** start INFORMATION SUPPLIED **
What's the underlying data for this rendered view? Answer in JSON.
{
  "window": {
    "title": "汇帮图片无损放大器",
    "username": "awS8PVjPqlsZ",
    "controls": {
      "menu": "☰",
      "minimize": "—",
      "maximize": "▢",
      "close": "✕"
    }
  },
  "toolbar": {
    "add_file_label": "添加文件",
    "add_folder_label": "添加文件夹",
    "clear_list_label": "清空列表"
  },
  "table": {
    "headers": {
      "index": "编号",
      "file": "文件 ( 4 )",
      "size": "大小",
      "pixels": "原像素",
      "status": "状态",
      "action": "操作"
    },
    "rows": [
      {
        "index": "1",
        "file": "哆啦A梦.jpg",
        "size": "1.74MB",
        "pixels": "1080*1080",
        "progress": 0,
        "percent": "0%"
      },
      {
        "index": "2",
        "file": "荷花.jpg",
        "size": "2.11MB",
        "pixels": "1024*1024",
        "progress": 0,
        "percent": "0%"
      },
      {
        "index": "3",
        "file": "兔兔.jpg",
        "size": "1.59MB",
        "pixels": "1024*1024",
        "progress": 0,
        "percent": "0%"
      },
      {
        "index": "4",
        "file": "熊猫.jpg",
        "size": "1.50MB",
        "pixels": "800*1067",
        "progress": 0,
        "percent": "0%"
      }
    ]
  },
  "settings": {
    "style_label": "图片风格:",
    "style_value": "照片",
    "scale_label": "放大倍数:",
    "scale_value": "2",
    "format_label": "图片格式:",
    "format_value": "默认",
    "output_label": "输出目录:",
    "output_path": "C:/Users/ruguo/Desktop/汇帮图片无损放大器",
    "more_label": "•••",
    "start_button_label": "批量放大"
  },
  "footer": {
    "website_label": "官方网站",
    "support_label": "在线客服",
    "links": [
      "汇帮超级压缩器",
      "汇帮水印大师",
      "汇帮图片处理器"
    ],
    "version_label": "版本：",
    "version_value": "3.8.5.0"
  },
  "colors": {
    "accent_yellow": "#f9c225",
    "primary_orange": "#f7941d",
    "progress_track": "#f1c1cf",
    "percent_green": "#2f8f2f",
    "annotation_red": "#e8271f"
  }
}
** end INFORMATION SUPPLIED **
● **REQUIREMENT**
Quote all of the entries exactly as they appear.

● **RESULT OF THE EXERCISE**
What's the underlying data for this rendered view? Answer in JSON.
{
  "window": {
    "title": "汇帮图片无损放大器",
    "username": "awS8PVjPqlsZ",
    "controls": {
      "menu": "☰",
      "minimize": "—",
      "maximize": "▢",
      "close": "✕"
    }
  },
  "toolbar": {
    "add_file_label": "添加文件",
    "add_folder_label": "添加文件夹",
    "clear_list_label": "清空列表"
  },
  "table": {
    "headers": {
      "index": "编号",
      "file": "文件 ( 4 )",
      "size": "大小",
      "pixels": "原像素",
      "status": "状态",
      "action": "操作"
    },
    "rows": [
      {
        "index": "1",
        "file": "哆啦A梦.jpg",
        "size": "1.74MB",
        "pixels": "1080*1080",
        "progress": 0,
        "percent": "0%"
      },
      {
        "index": "2",
        "file": "荷花.jpg",
        "size": "2.11MB",
        "pixels": "1024*1024",
        "progress": 0,
        "percent": "0%"
      },
      {
        "index": "3",
        "file": "兔兔.jpg",
        "size": "1.59MB",
        "pixels": "1024*1024",
        "progress": 0,
        "percent": "0%"
      },
      {
        "index": "4",
        "file": "熊猫.jpg",
        "size": "1.50MB",
        "pixels": "800*1067",
        "progress": 0,
        "percent": "0%"
      }
    ]
  },
  "settings": {
    "style_label": "图片风格:",
    "style_value": "照片",
    "scale_label": "放大倍数:",
    "scale_value": "2",
    "format_label": "图片格式:",
    "format_value": "默认",
    "output_label": "输出目录:",
    "output_path": "C:/Users/ruguo/Desktop/汇帮图片无损放大器",
    "more_label": "•••",
    "start_button_label": "批量放大"
  },
  "footer": {
    "website_label": "官方网站",
    "support_label": "在线客服",
    "links": [
      "汇帮超级压缩器",
      "汇帮水印大师",
      "汇帮图片处理器"
    ],
    "version_label": "版本：",
    "version_value": "3.8.5.0"
  },
  "colors": {
    "accent_yellow": "#f9c225",
    "primary_orange": "#f7941d",
    "progress_track": "#f1c1cf",
    "percent_green": "#2f8f2f",
    "annotation_red": "#e8271f"
  }
}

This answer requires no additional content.